Records ▸
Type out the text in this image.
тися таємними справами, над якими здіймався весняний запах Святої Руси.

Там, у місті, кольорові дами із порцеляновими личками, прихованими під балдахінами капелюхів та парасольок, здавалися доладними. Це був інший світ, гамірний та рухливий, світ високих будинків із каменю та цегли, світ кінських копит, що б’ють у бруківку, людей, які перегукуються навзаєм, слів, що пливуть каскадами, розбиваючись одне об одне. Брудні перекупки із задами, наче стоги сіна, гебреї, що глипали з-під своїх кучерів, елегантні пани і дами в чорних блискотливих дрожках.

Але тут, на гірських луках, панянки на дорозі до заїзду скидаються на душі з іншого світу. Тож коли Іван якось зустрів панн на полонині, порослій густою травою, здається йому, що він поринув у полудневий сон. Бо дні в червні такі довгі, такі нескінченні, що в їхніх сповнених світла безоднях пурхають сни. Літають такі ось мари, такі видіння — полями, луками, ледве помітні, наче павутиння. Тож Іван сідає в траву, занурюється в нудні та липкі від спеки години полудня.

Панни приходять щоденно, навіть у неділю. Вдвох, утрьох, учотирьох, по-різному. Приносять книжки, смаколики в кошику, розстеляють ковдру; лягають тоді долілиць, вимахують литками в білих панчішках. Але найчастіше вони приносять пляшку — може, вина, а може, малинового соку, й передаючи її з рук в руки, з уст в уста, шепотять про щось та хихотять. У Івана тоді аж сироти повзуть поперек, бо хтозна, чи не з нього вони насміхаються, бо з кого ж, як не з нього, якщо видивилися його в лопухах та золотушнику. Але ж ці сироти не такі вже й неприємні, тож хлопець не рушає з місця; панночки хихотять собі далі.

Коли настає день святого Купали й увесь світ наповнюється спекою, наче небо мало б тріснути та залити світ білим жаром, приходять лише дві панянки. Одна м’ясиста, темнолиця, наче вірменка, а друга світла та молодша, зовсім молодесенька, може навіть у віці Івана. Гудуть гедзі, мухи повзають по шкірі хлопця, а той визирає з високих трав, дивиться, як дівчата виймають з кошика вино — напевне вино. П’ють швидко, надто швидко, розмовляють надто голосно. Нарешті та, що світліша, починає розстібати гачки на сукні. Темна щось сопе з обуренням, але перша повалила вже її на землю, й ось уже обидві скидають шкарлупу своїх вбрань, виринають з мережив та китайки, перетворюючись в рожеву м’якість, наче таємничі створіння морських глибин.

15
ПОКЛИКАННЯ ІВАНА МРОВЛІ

Task objective ▸ Write out the data again, exactly and in full.

Problem solution ▸
Type out the text in this image.
тися таємними справами, над якими здіймався весняний запах Святої Руси.

Там, у місті, кольорові дами із порцеляновими личками, прихованими під балдахінами капелюхів та парасольок, здавалися доладними. Це був інший світ, гамірний та рухливий, світ високих будинків із каменю та цегли, світ кінських копит, що б’ють у бруківку, людей, які перегукуються навзаєм, слів, що пливуть каскадами, розбиваючись одне об одне. Брудні перекупки із задами, наче стоги сіна, гебреї, що глипали з-під своїх кучерів, елегантні пани і дами в чорних блискотливих дрожках.

Але тут, на гірських луках, панянки на дорозі до заїзду скидаються на душі з іншого світу. Тож коли Іван якось зустрів панн на полонині, порослій густою травою, здається йому, що він поринув у полудневий сон. Бо дні в червні такі довгі, такі нескінченні, що в їхніх сповнених світла безоднях пурхають сни. Літають такі ось мари, такі видіння — полями, луками, ледве помітні, наче павутиння. Тож Іван сідає в траву, занурюється в нудні та липкі від спеки години полудня.

Панни приходять щоденно, навіть у неділю. Вдвох, утрьох, учотирьох, по-різному. Приносять книжки, смаколики в кошику, розстеляють ковдру; лягають тоді долілиць, вимахують литками в білих панчішках. Але найчастіше вони приносять пляшку — може, вина, а може, малинового соку, й передаючи її з рук в руки, з уст в уста, шепотять про щось та хихотять. У Івана тоді аж сироти повзуть поперек, бо хтозна, чи не з нього вони насміхаються, бо з кого ж, як не з нього, якщо видивилися його в лопухах та золотушнику. Але ж ці сироти не такі вже й неприємні, тож хлопець не рушає з місця; панночки хихотять собі далі.

Коли настає день святого Купали й увесь світ наповнюється спекою, наче небо мало б тріснути та залити світ білим жаром, приходять лише дві панянки. Одна м’ясиста, темнолиця, наче вірменка, а друга світла та молодша, зовсім молодесенька, може навіть у віці Івана. Гудуть гедзі, мухи повзають по шкірі хлопця, а той визирає з високих трав, дивиться, як дівчата виймають з кошика вино — напевне вино. П’ють швидко, надто швидко, розмовляють надто голосно. Нарешті та, що світліша, починає розстібати гачки на сукні. Темна щось сопе з обуренням, але перша повалила вже її на землю, й ось уже обидві скидають шкарлупу своїх вбрань, виринають з мережив та китайки, перетворюючись в рожеву м’якість, наче таємничі створіння морських глибин.

15
ПОКЛИКАННЯ ІВАНА МРОВЛІ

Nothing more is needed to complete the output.